_Objective_.
Take the data that follows and retype it word for word.

_Data excerpts_.
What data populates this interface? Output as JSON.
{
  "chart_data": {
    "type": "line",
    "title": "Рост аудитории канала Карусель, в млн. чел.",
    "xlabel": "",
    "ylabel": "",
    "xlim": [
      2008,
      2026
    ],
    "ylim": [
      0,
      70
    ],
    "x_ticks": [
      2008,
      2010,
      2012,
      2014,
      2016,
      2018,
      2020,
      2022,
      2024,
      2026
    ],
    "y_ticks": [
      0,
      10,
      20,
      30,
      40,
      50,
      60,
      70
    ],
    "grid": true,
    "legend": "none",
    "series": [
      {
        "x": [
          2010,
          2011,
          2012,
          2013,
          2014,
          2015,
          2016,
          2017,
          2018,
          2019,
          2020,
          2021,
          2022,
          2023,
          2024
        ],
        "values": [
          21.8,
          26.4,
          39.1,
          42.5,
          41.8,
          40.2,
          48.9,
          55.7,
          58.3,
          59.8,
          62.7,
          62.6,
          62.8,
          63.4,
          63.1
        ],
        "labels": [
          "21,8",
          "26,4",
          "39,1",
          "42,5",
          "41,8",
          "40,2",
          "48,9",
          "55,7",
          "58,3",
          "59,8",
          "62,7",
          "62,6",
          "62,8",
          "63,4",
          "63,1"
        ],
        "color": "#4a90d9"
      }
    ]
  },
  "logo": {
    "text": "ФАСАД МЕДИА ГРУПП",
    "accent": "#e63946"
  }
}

_In response_.
What data populates this interface? Output as JSON.
{
  "chart_data": {
    "type": "line",
    "title": "Рост аудитории канала Карусель, в млн. чел.",
    "xlabel": "",
    "ylabel": "",
    "xlim": [
      2008,
      2026
    ],
    "ylim": [
      0,
      70
    ],
    "x_ticks": [
      2008,
      2010,
      2012,
      2014,
      2016,
      2018,
      2020,
      2022,
      2024,
      2026
    ],
    "y_ticks": [
      0,
      10,
      20,
      30,
      40,
      50,
      60,
      70
    ],
    "grid": true,
    "legend": "none",
    "series": [
      {
        "x": [
          2010,
          2011,
          2012,
          2013,
          2014,
          2015,
          2016,
          2017,
          2018,
          2019,
          2020,
          2021,
          2022,
          2023,
          2024
        ],
        "values": [
          21.8,
          26.4,
          39.1,
          42.5,
          41.8,
          40.2,
          48.9,
          55.7,
          58.3,
          59.8,
          62.7,
          62.6,
          62.8,
          63.4,
          63.1
        ],
        "labels": [
          "21,8",
          "26,4",
          "39,1",
          "42,5",
          "41,8",
          "40,2",
          "48,9",
          "55,7",
          "58,3",
          "59,8",
          "62,7",
          "62,6",
          "62,8",
          "63,4",
          "63,1"
        ],
        "color": "#4a90d9"
      }
    ]
  },
  "logo": {
    "text": "ФАСАД МЕДИА ГРУПП",
    "accent": "#e63946"
  }
}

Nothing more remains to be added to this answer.